**What you will do**
Set the listing down again in full, word for word, with the pictures left out.

**Exercise material**
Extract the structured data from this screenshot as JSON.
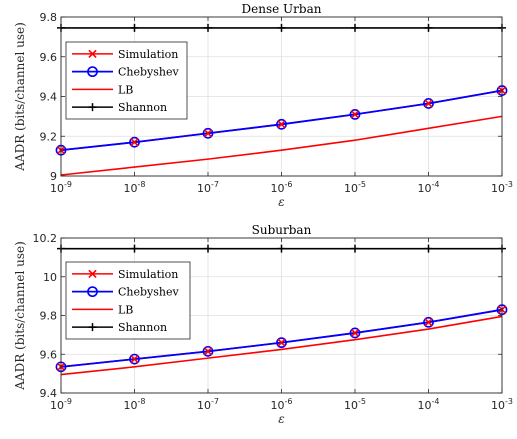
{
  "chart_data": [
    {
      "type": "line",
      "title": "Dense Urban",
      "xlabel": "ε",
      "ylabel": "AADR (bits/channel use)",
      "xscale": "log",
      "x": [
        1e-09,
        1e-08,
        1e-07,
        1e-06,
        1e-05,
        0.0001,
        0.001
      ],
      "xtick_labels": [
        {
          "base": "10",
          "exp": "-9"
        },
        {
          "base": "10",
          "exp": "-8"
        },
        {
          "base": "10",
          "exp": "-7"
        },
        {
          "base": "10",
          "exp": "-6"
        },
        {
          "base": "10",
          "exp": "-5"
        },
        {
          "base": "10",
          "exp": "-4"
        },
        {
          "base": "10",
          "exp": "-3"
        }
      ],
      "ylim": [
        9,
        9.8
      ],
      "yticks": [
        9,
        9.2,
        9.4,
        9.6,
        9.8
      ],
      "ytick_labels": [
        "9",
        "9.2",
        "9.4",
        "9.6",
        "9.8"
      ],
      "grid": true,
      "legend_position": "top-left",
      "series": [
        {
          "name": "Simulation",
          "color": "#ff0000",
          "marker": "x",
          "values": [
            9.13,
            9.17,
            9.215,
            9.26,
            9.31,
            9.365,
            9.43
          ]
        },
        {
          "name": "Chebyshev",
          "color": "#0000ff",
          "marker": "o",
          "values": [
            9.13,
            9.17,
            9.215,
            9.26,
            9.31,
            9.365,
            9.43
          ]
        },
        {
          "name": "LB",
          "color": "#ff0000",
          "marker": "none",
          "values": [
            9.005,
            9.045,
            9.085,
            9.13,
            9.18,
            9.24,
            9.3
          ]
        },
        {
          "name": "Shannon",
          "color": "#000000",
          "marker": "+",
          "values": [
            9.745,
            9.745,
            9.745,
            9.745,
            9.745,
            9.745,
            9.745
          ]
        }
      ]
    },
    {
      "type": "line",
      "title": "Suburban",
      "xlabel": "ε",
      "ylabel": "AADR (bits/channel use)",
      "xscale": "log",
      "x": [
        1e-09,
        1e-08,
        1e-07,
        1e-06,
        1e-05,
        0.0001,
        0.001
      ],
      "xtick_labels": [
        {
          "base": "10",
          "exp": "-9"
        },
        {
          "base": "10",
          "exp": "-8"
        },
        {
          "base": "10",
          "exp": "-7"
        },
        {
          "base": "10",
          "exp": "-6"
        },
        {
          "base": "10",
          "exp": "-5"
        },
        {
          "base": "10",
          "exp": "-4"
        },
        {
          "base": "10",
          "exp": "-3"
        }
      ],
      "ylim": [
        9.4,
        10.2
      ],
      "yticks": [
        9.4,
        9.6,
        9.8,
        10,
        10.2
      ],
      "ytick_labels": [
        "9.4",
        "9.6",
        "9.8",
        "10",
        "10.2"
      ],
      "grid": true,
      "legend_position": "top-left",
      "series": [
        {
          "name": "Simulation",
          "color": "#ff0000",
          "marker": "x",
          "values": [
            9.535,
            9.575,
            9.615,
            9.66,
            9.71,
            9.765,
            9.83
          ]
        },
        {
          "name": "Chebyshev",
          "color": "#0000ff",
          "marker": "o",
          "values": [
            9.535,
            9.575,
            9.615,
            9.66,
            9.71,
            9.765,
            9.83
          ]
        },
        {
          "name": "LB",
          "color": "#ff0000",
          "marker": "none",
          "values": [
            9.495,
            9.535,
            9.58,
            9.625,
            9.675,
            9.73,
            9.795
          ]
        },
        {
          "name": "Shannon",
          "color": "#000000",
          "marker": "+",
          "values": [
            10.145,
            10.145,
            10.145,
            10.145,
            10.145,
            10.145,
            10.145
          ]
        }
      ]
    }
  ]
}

**Output of the exercise**
Extract the structured data from this screenshot as JSON.
{
  "chart_data": [
    {
      "type": "line",
      "title": "Dense Urban",
      "xlabel": "ε",
      "ylabel": "AADR (bits/channel use)",
      "xscale": "log",
      "x": [
        1e-09,
        1e-08,
        1e-07,
        1e-06,
        1e-05,
        0.0001,
        0.001
      ],
      "xtick_labels": [
        {
          "base": "10",
          "exp": "-9"
        },
        {
          "base": "10",
          "exp": "-8"
        },
        {
          "base": "10",
          "exp": "-7"
        },
        {
          "base": "10",
          "exp": "-6"
        },
        {
          "base": "10",
          "exp": "-5"
        },
        {
          "base": "10",
          "exp": "-4"
        },
        {
          "base": "10",
          "exp": "-3"
        }
      ],
      "ylim": [
        9,
        9.8
      ],
      "yticks": [
        9,
        9.2,
        9.4,
        9.6,
        9.8
      ],
      "ytick_labels": [
        "9",
        "9.2",
        "9.4",
        "9.6",
        "9.8"
      ],
      "grid": true,
      "legend_position": "top-left",
      "series": [
        {
          "name": "Simulation",
          "color": "#ff0000",
          "marker": "x",
          "values": [
            9.13,
            9.17,
            9.215,
            9.26,
            9.31,
            9.365,
            9.43
          ]
        },
        {
          "name": "Chebyshev",
          "color": "#0000ff",
          "marker": "o",
          "values": [
            9.13,
            9.17,
            9.215,
            9.26,
            9.31,
            9.365,
            9.43
          ]
        },
        {
          "name": "LB",
          "color": "#ff0000",
          "marker": "none",
          "values": [
            9.005,
            9.045,
            9.085,
            9.13,
            9.18,
            9.24,
            9.3
          ]
        },
        {
          "name": "Shannon",
          "color": "#000000",
          "marker": "+",
          "values": [
            9.745,
            9.745,
            9.745,
            9.745,
            9.745,
            9.745,
            9.745
          ]
        }
      ]
    },
    {
      "type": "line",
      "title": "Suburban",
      "xlabel": "ε",
      "ylabel": "AADR (bits/channel use)",
      "xscale": "log",
      "x": [
        1e-09,
        1e-08,
        1e-07,
        1e-06,
        1e-05,
        0.0001,
        0.001
      ],
      "xtick_labels": [
        {
          "base": "10",
          "exp": "-9"
        },
        {
          "base": "10",
          "exp": "-8"
        },
        {
          "base": "10",
          "exp": "-7"
        },
        {
          "base": "10",
          "exp": "-6"
        },
        {
          "base": "10",
          "exp": "-5"
        },
        {
          "base": "10",
          "exp": "-4"
        },
        {
          "base": "10",
          "exp": "-3"
        }
      ],
      "ylim": [
        9.4,
        10.2
      ],
      "yticks": [
        9.4,
        9.6,
        9.8,
        10,
        10.2
      ],
      "ytick_labels": [
        "9.4",
        "9.6",
        "9.8",
        "10",
        "10.2"
      ],
      "grid": true,
      "legend_position": "top-left",
      "series": [
        {
          "name": "Simulation",
          "color": "#ff0000",
          "marker": "x",
          "values": [
            9.535,
            9.575,
            9.615,
            9.66,
            9.71,
            9.765,
            9.83
          ]
        },
        {
          "name": "Chebyshev",
          "color": "#0000ff",
          "marker": "o",
          "values": [
            9.535,
            9.575,
            9.615,
            9.66,
            9.71,
            9.765,
            9.83
          ]
        },
        {
          "name": "LB",
          "color": "#ff0000",
          "marker": "none",
          "values": [
            9.495,
            9.535,
            9.58,
            9.625,
            9.675,
            9.73,
            9.795
          ]
        },
        {
          "name": "Shannon",
          "color": "#000000",
          "marker": "+",
          "values": [
            10.145,
            10.145,
            10.145,
            10.145,
            10.145,
            10.145,
            10.145
          ]
        }
      ]
    }
  ]
}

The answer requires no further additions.